> _Exercise_: Copy out the records in full, word for word, without pictures.

=== Data for the task ===

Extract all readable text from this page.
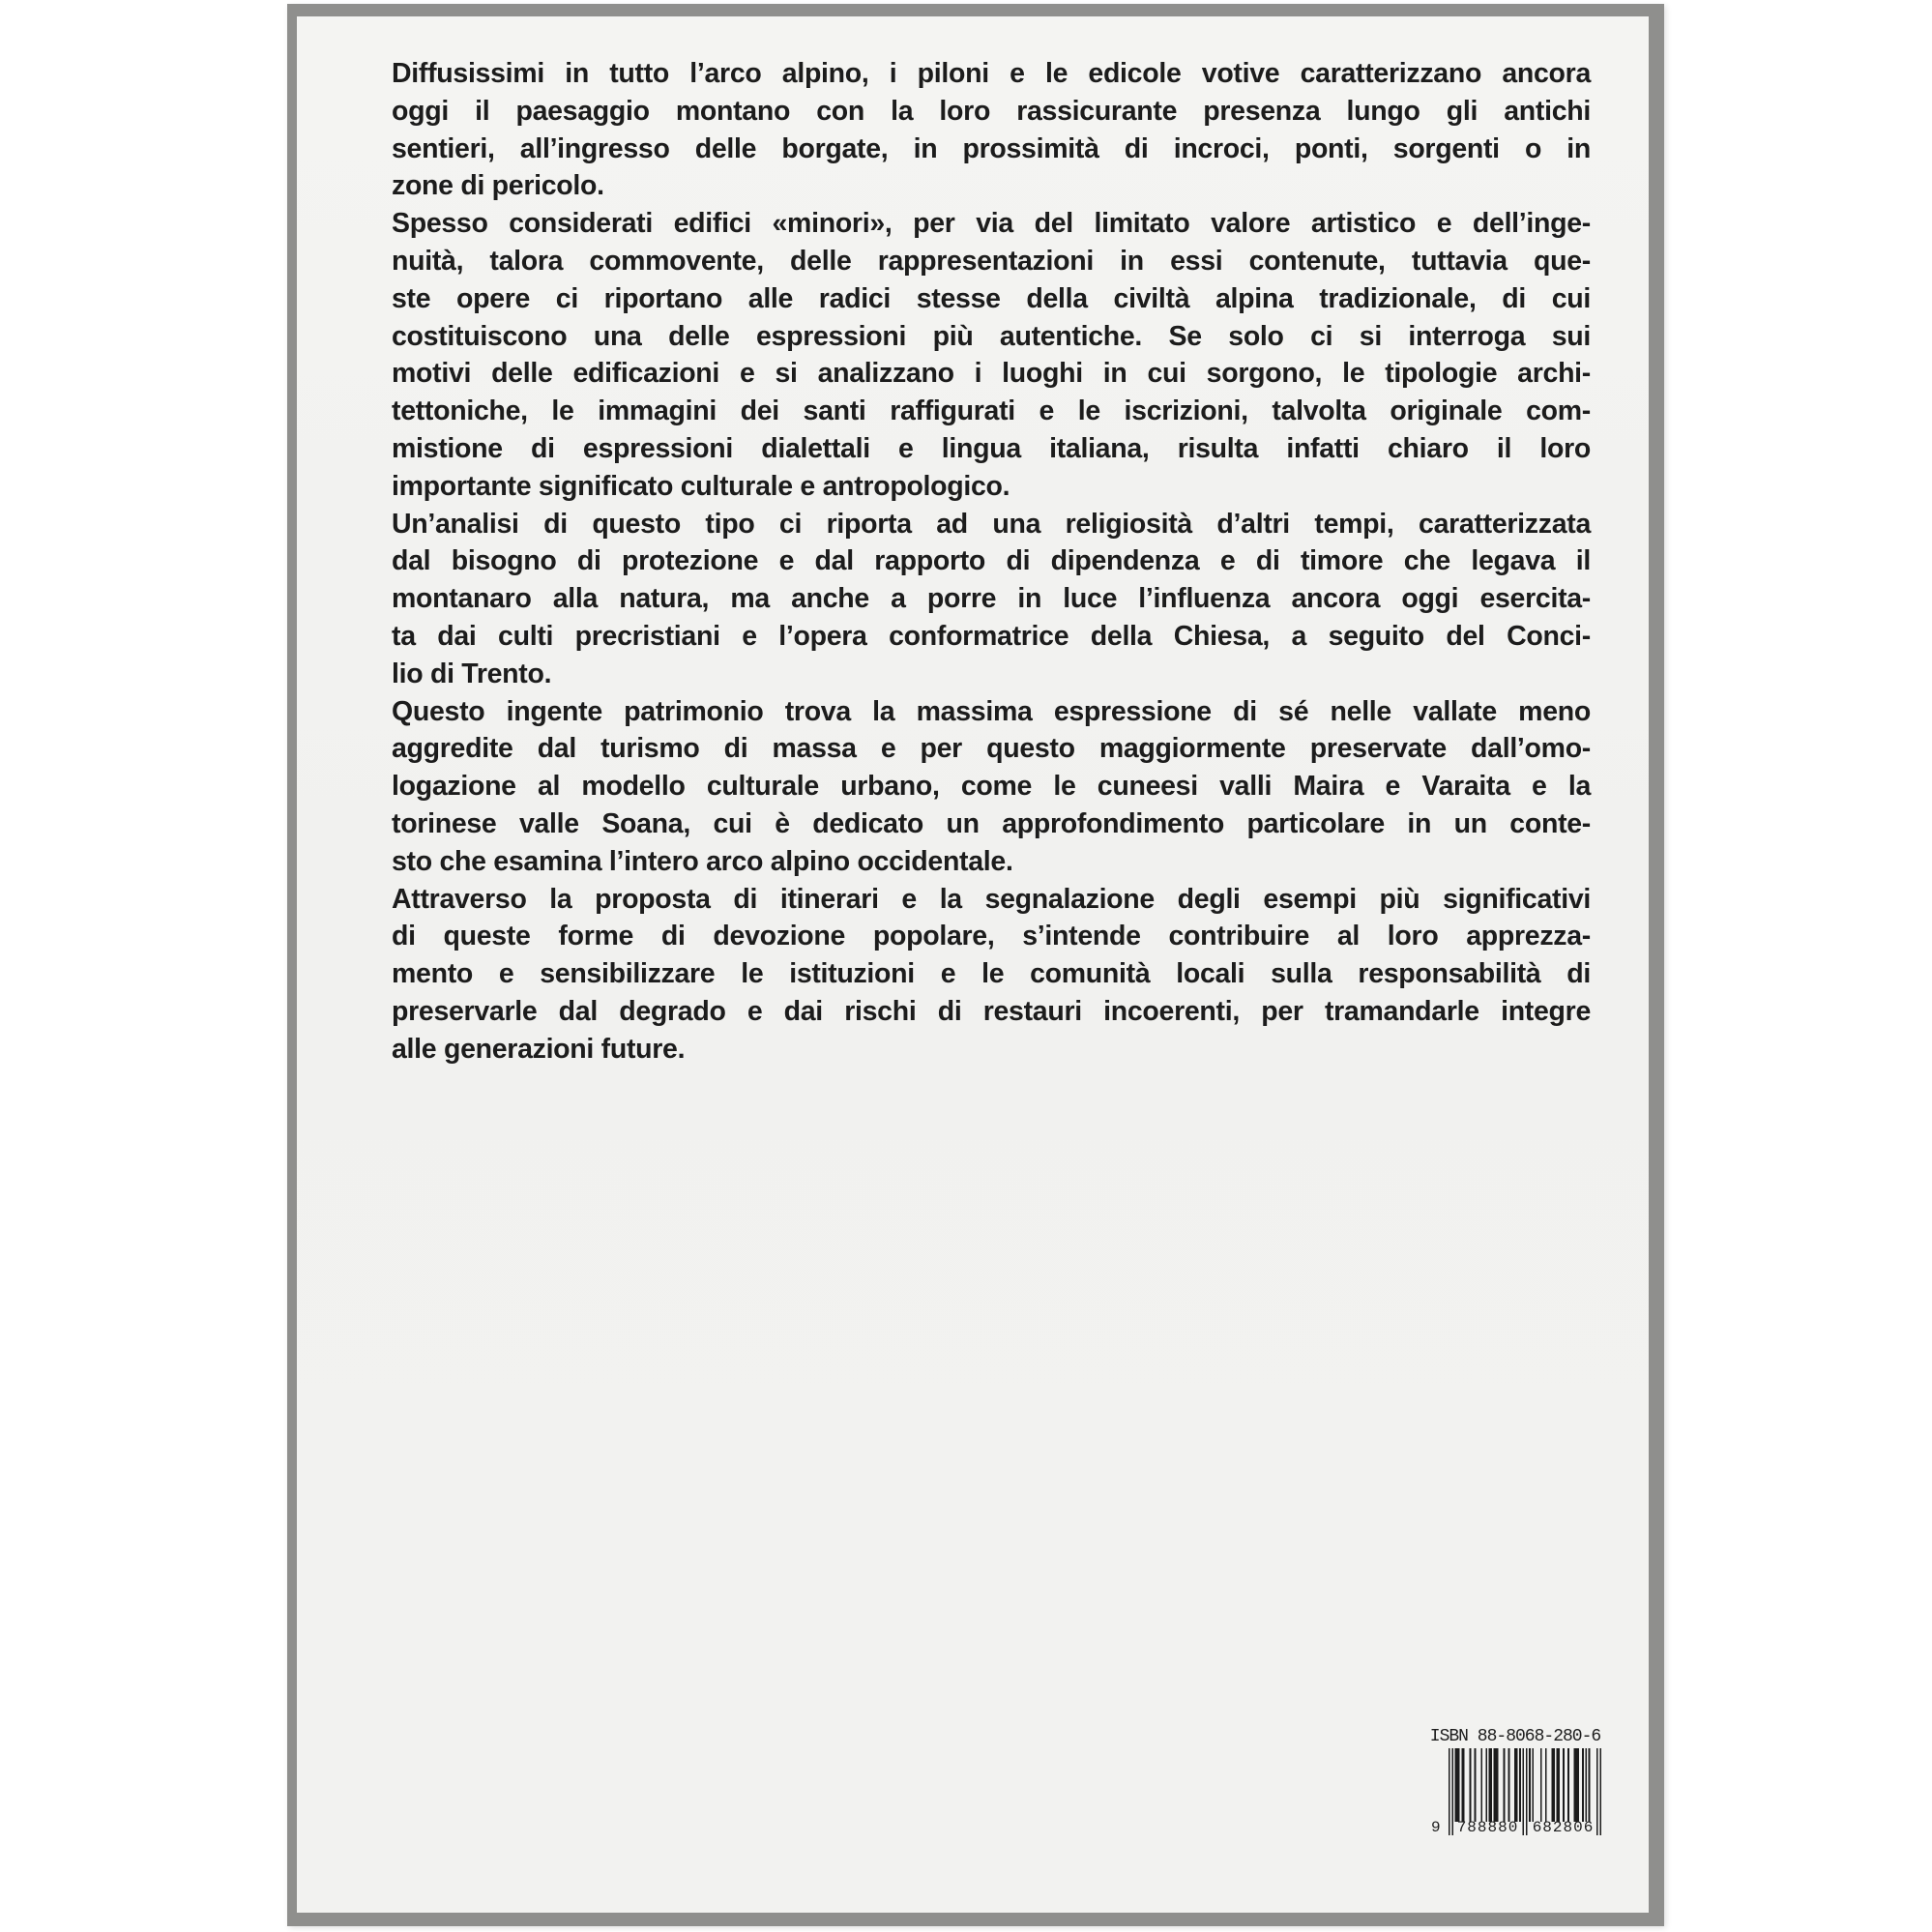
Diffusissimi in tutto l’arco alpino, i piloni e le edicole votive caratterizzano ancora
oggi il paesaggio montano con la loro rassicurante presenza lungo gli antichi
sentieri, all’ingresso delle borgate, in prossimità di incroci, ponti, sorgenti o in
zone di pericolo.
Spesso considerati edifici «minori», per via del limitato valore artistico e dell’inge-
nuità, talora commovente, delle rappresentazioni in essi contenute, tuttavia que-
ste opere ci riportano alle radici stesse della civiltà alpina tradizionale, di cui
costituiscono una delle espressioni più autentiche. Se solo ci si interroga sui
motivi delle edificazioni e si analizzano i luoghi in cui sorgono, le tipologie archi-
tettoniche, le immagini dei santi raffigurati e le iscrizioni, talvolta originale com-
mistione di espressioni dialettali e lingua italiana, risulta infatti chiaro il loro
importante significato culturale e antropologico.
Un’analisi di questo tipo ci riporta ad una religiosità d’altri tempi, caratterizzata
dal bisogno di protezione e dal rapporto di dipendenza e di timore che legava il
montanaro alla natura, ma anche a porre in luce l’influenza ancora oggi esercita-
ta dai culti precristiani e l’opera conformatrice della Chiesa, a seguito del Conci-
lio di Trento.
Questo ingente patrimonio trova la massima espressione di sé nelle vallate meno
aggredite dal turismo di massa e per questo maggiormente preservate dall’omo-
logazione al modello culturale urbano, come le cuneesi valli Maira e Varaita e la
torinese valle Soana, cui è dedicato un approfondimento particolare in un conte-
sto che esamina l’intero arco alpino occidentale.
Attraverso la proposta di itinerari e la segnalazione degli esempi più significativi
di queste forme di devozione popolare, s’intende contribuire al loro apprezza-
mento e sensibilizzare le istituzioni e le comunità locali sulla responsabilità di
preservarle dal degrado e dai rischi di restauri incoerenti, per tramandarle integre
alle generazioni future.
ISBN 88-8068-280-6
9 788880 682806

===

> _Finished answer_:
Extract all readable text from this page.
Diffusissimi in tutto l’arco alpino, i piloni e le edicole votive caratterizzano ancora
oggi il paesaggio montano con la loro rassicurante presenza lungo gli antichi
sentieri, all’ingresso delle borgate, in prossimità di incroci, ponti, sorgenti o in
zone di pericolo.
Spesso considerati edifici «minori», per via del limitato valore artistico e dell’inge-
nuità, talora commovente, delle rappresentazioni in essi contenute, tuttavia que-
ste opere ci riportano alle radici stesse della civiltà alpina tradizionale, di cui
costituiscono una delle espressioni più autentiche. Se solo ci si interroga sui
motivi delle edificazioni e si analizzano i luoghi in cui sorgono, le tipologie archi-
tettoniche, le immagini dei santi raffigurati e le iscrizioni, talvolta originale com-
mistione di espressioni dialettali e lingua italiana, risulta infatti chiaro il loro
importante significato culturale e antropologico.
Un’analisi di questo tipo ci riporta ad una religiosità d’altri tempi, caratterizzata
dal bisogno di protezione e dal rapporto di dipendenza e di timore che legava il
montanaro alla natura, ma anche a porre in luce l’influenza ancora oggi esercita-
ta dai culti precristiani e l’opera conformatrice della Chiesa, a seguito del Conci-
lio di Trento.
Questo ingente patrimonio trova la massima espressione di sé nelle vallate meno
aggredite dal turismo di massa e per questo maggiormente preservate dall’omo-
logazione al modello culturale urbano, come le cuneesi valli Maira e Varaita e la
torinese valle Soana, cui è dedicato un approfondimento particolare in un conte-
sto che esamina l’intero arco alpino occidentale.
Attraverso la proposta di itinerari e la segnalazione degli esempi più significativi
di queste forme di devozione popolare, s’intende contribuire al loro apprezza-
mento e sensibilizzare le istituzioni e le comunità locali sulla responsabilità di
preservarle dal degrado e dai rischi di restauri incoerenti, per tramandarle integre
alle generazioni future.
ISBN 88-8068-280-6
9 788880 682806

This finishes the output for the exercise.